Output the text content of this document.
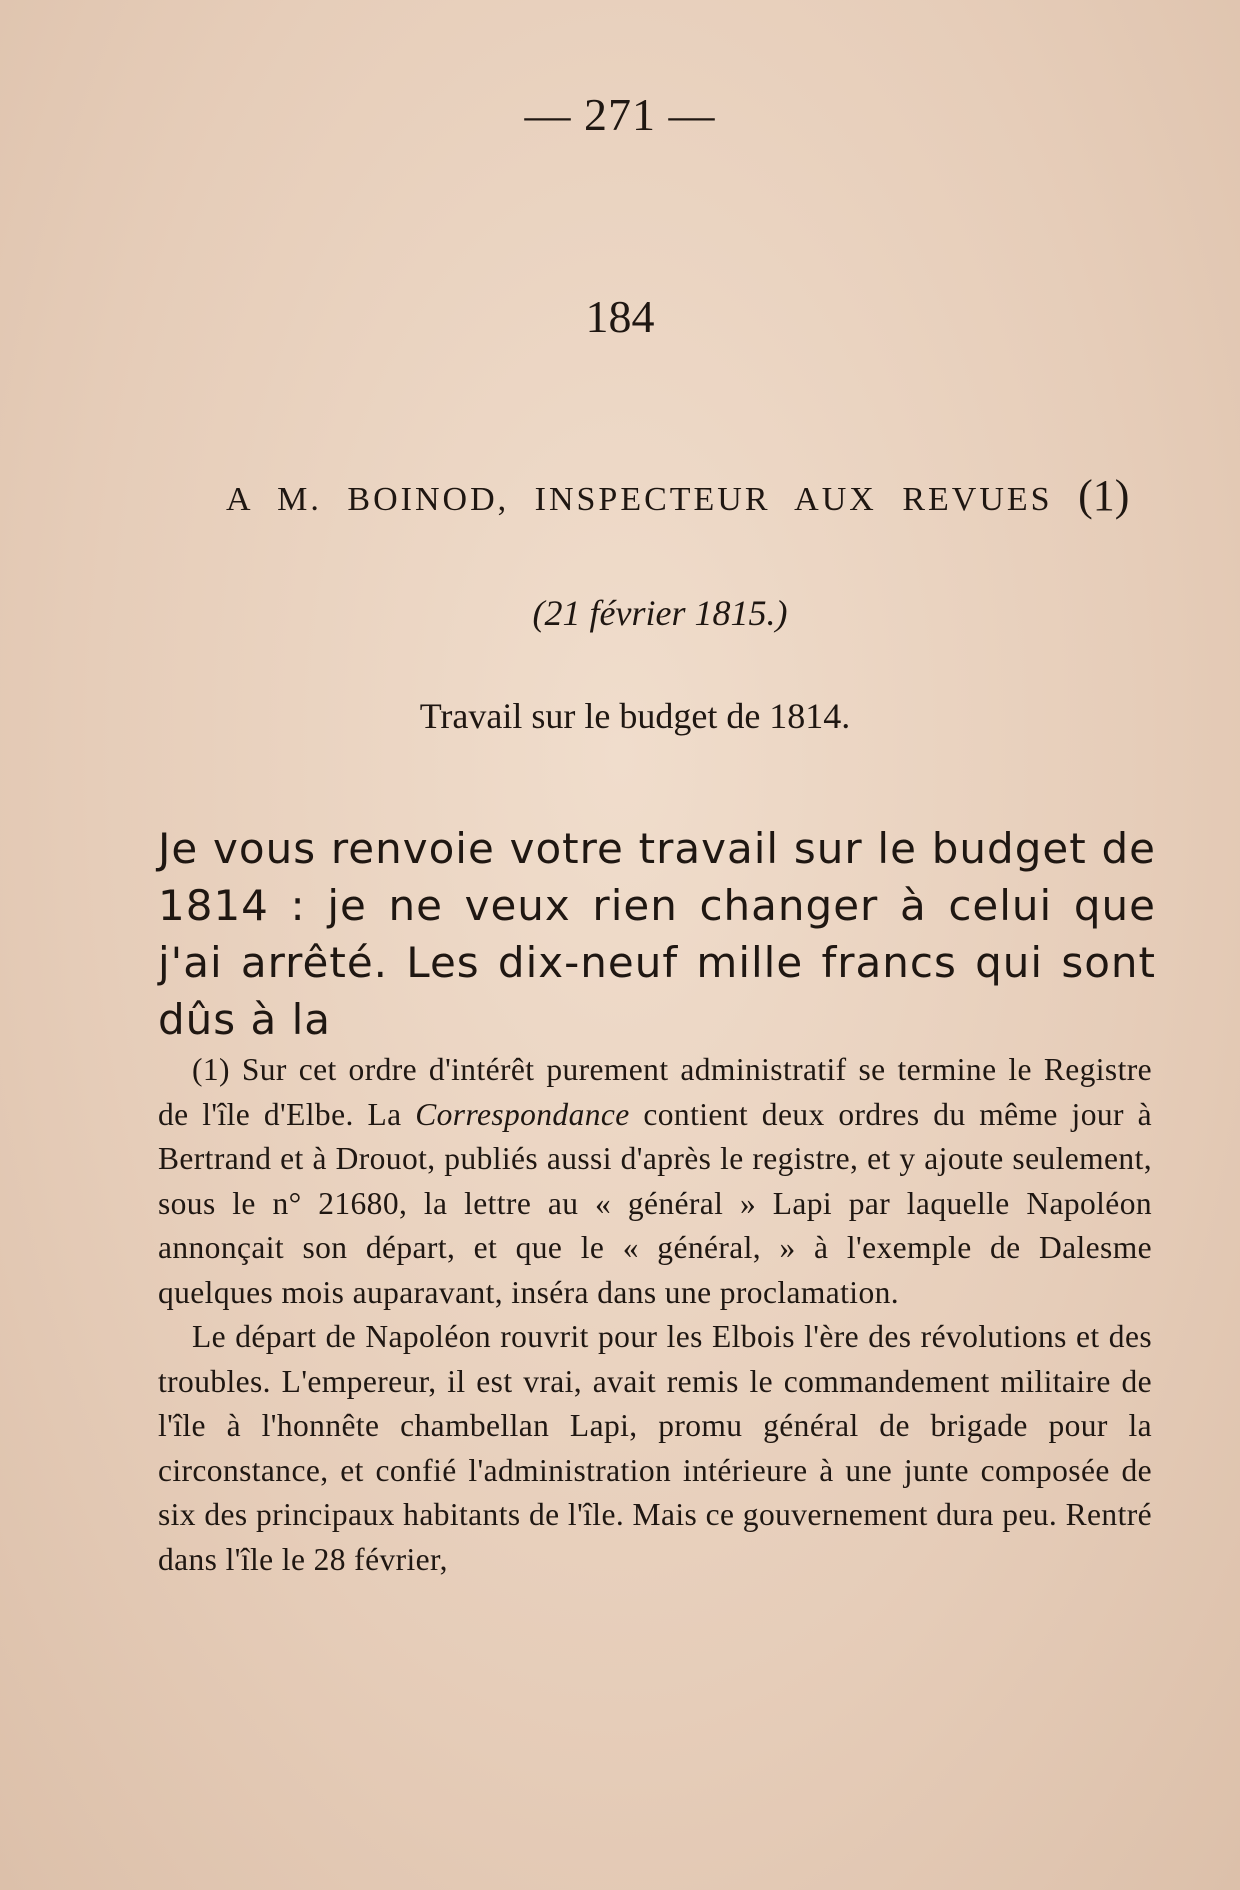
— 271 —
184
A M. BOINOD, INSPECTEUR AUX REVUES (1)
(21 février 1815.)
Travail sur le budget de 1814.
Je vous renvoie votre travail sur le budget de 1814 : je ne veux rien changer à celui que j'ai arrêté. Les dix-neuf mille francs qui sont dûs à la

(1) Sur cet ordre d'intérêt purement administratif se termine le Registre de l'île d'Elbe. La Correspondance contient deux ordres du même jour à Bertrand et à Drouot, publiés aussi d'après le registre, et y ajoute seulement, sous le n° 21680, la lettre au « général » Lapi par laquelle Napoléon annonçait son départ, et que le « général, » à l'exemple de Dalesme quelques mois auparavant, inséra dans une proclamation.

Le départ de Napoléon rouvrit pour les Elbois l'ère des révolutions et des troubles. L'empereur, il est vrai, avait remis le commandement militaire de l'île à l'honnête chambellan Lapi, promu général de brigade pour la circonstance, et confié l'administration intérieure à une junte composée de six des principaux habitants de l'île. Mais ce gouvernement dura peu. Rentré dans l'île le 28 février,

=======

• _WHAT THIS TASK INVOLVES_:
Write out the whole listing again, exactly, with no pictures.

• _EXPECTED ANSWER_:
Output the text content of this document.
— 271 —
184
A M. BOINOD, INSPECTEUR AUX REVUES (1)
(21 février 1815.)
Travail sur le budget de 1814.
Je vous renvoie votre travail sur le budget de 1814 : je ne veux rien changer à celui que j'ai arrêté. Les dix-neuf mille francs qui sont dûs à la

(1) Sur cet ordre d'intérêt purement administratif se termine le Registre de l'île d'Elbe. La Correspondance contient deux ordres du même jour à Bertrand et à Drouot, publiés aussi d'après le registre, et y ajoute seulement, sous le n° 21680, la lettre au « général » Lapi par laquelle Napoléon annonçait son départ, et que le « général, » à l'exemple de Dalesme quelques mois auparavant, inséra dans une proclamation.

Le départ de Napoléon rouvrit pour les Elbois l'ère des révolutions et des troubles. L'empereur, il est vrai, avait remis le commandement militaire de l'île à l'honnête chambellan Lapi, promu général de brigade pour la circonstance, et confié l'administration intérieure à une junte composée de six des principaux habitants de l'île. Mais ce gouvernement dura peu. Rentré dans l'île le 28 février,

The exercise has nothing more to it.